'''

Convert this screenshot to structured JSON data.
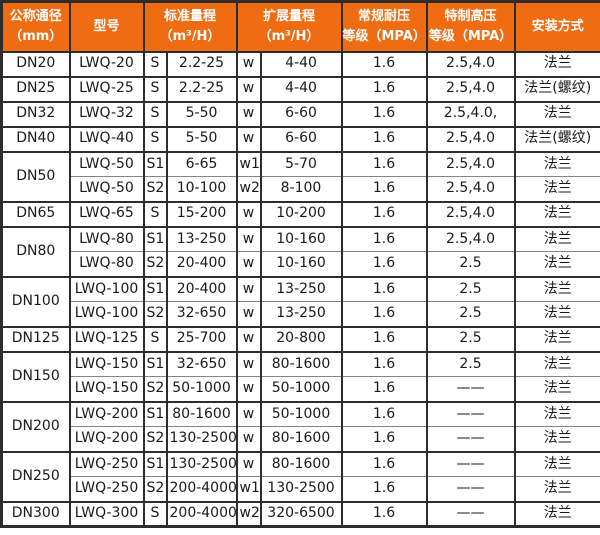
{
  "colors": {
    "header_bg": "#ef6c12",
    "header_text": "#ffffff",
    "border": "#2d2d2d",
    "inner_border": "#858585",
    "text": "#1a1a1a"
  },
  "table": {
    "headers": [
      {
        "label": "公称通径\n（mm）",
        "colspan": 1
      },
      {
        "label": "型号",
        "colspan": 1
      },
      {
        "label": "标准量程\n（m³/H）",
        "colspan": 2
      },
      {
        "label": "扩展量程\n（m³/H）",
        "colspan": 2
      },
      {
        "label": "常规耐压\n等级（MPA）",
        "colspan": 1
      },
      {
        "label": "特制高压\n等级（MPA）",
        "colspan": 1
      },
      {
        "label": "安装方式",
        "colspan": 1
      }
    ],
    "groups": [
      {
        "diameter": "DN20",
        "rows": [
          {
            "model": "LWQ-20",
            "std_code": "S",
            "std_range": "2.2-25",
            "ext_code": "w",
            "ext_range": "4-40",
            "pressure": "1.6",
            "high_pressure": "2.5,4.0",
            "install": "法兰"
          }
        ]
      },
      {
        "diameter": "DN25",
        "rows": [
          {
            "model": "LWQ-25",
            "std_code": "S",
            "std_range": "2.2-25",
            "ext_code": "w",
            "ext_range": "4-40",
            "pressure": "1.6",
            "high_pressure": "2.5,4.0",
            "install": "法兰(螺纹)"
          }
        ]
      },
      {
        "diameter": "DN32",
        "rows": [
          {
            "model": "LWQ-32",
            "std_code": "S",
            "std_range": "5-50",
            "ext_code": "w",
            "ext_range": "6-60",
            "pressure": "1.6",
            "high_pressure": "2.5,4.0,",
            "install": "法兰"
          }
        ]
      },
      {
        "diameter": "DN40",
        "rows": [
          {
            "model": "LWQ-40",
            "std_code": "S",
            "std_range": "5-50",
            "ext_code": "w",
            "ext_range": "6-60",
            "pressure": "1.6",
            "high_pressure": "2.5,4.0",
            "install": "法兰(螺纹)"
          }
        ]
      },
      {
        "diameter": "DN50",
        "rows": [
          {
            "model": "LWQ-50",
            "std_code": "S1",
            "std_range": "6-65",
            "ext_code": "w1",
            "ext_range": "5-70",
            "pressure": "1.6",
            "high_pressure": "2.5,4.0",
            "install": "法兰"
          },
          {
            "model": "LWQ-50",
            "std_code": "S2",
            "std_range": "10-100",
            "ext_code": "w2",
            "ext_range": "8-100",
            "pressure": "1.6",
            "high_pressure": "2.5,4.0",
            "install": "法兰"
          }
        ]
      },
      {
        "diameter": "DN65",
        "rows": [
          {
            "model": "LWQ-65",
            "std_code": "S",
            "std_range": "15-200",
            "ext_code": "w",
            "ext_range": "10-200",
            "pressure": "1.6",
            "high_pressure": "2.5,4.0",
            "install": "法兰"
          }
        ]
      },
      {
        "diameter": "DN80",
        "rows": [
          {
            "model": "LWQ-80",
            "std_code": "S1",
            "std_range": "13-250",
            "ext_code": "w",
            "ext_range": "10-160",
            "pressure": "1.6",
            "high_pressure": "2.5,4.0",
            "install": "法兰"
          },
          {
            "model": "LWQ-80",
            "std_code": "S2",
            "std_range": "20-400",
            "ext_code": "w",
            "ext_range": "10-160",
            "pressure": "1.6",
            "high_pressure": "2.5",
            "install": "法兰"
          }
        ]
      },
      {
        "diameter": "DN100",
        "rows": [
          {
            "model": "LWQ-100",
            "std_code": "S1",
            "std_range": "20-400",
            "ext_code": "w",
            "ext_range": "13-250",
            "pressure": "1.6",
            "high_pressure": "2.5",
            "install": "法兰"
          },
          {
            "model": "LWQ-100",
            "std_code": "S2",
            "std_range": "32-650",
            "ext_code": "w",
            "ext_range": "13-250",
            "pressure": "1.6",
            "high_pressure": "2.5",
            "install": "法兰"
          }
        ]
      },
      {
        "diameter": "DN125",
        "rows": [
          {
            "model": "LWQ-125",
            "std_code": "S",
            "std_range": "25-700",
            "ext_code": "w",
            "ext_range": "20-800",
            "pressure": "1.6",
            "high_pressure": "2.5",
            "install": "法兰"
          }
        ]
      },
      {
        "diameter": "DN150",
        "rows": [
          {
            "model": "LWQ-150",
            "std_code": "S1",
            "std_range": "32-650",
            "ext_code": "w",
            "ext_range": "80-1600",
            "pressure": "1.6",
            "high_pressure": "2.5",
            "install": "法兰"
          },
          {
            "model": "LWQ-150",
            "std_code": "S2",
            "std_range": "50-1000",
            "ext_code": "w",
            "ext_range": "50-1000",
            "pressure": "1.6",
            "high_pressure": "——",
            "install": "法兰"
          }
        ]
      },
      {
        "diameter": "DN200",
        "rows": [
          {
            "model": "LWQ-200",
            "std_code": "S1",
            "std_range": "80-1600",
            "ext_code": "w",
            "ext_range": "50-1000",
            "pressure": "1.6",
            "high_pressure": "——",
            "install": "法兰"
          },
          {
            "model": "LWQ-200",
            "std_code": "S2",
            "std_range": "130-2500",
            "ext_code": "w",
            "ext_range": "80-1600",
            "pressure": "1.6",
            "high_pressure": "——",
            "install": "法兰"
          }
        ]
      },
      {
        "diameter": "DN250",
        "rows": [
          {
            "model": "LWQ-250",
            "std_code": "S1",
            "std_range": "130-2500",
            "ext_code": "w",
            "ext_range": "80-1600",
            "pressure": "1.6",
            "high_pressure": "——",
            "install": "法兰"
          },
          {
            "model": "LWQ-250",
            "std_code": "S2",
            "std_range": "200-4000",
            "ext_code": "w1",
            "ext_range": "130-2500",
            "pressure": "1.6",
            "high_pressure": "——",
            "install": "法兰"
          }
        ]
      },
      {
        "diameter": "DN300",
        "rows": [
          {
            "model": "LWQ-300",
            "std_code": "S",
            "std_range": "200-4000",
            "ext_code": "w2",
            "ext_range": "320-6500",
            "pressure": "1.6",
            "high_pressure": "——",
            "install": "法兰"
          }
        ]
      }
    ]
  }
}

'''

EXERCISE — Identify the lines of the entries containing the string "label". Copy each such line.

TASK ANSWER —
        "label": "公称通径\n（mm）",
        "label": "型号",
        "label": "标准量程\n（m³/H）",
        "label": "扩展量程\n（m³/H）",
        "label": "常规耐压\n等级（MPA）",
        "label": "特制高压\n等级（MPA）",
        "label": "安装方式",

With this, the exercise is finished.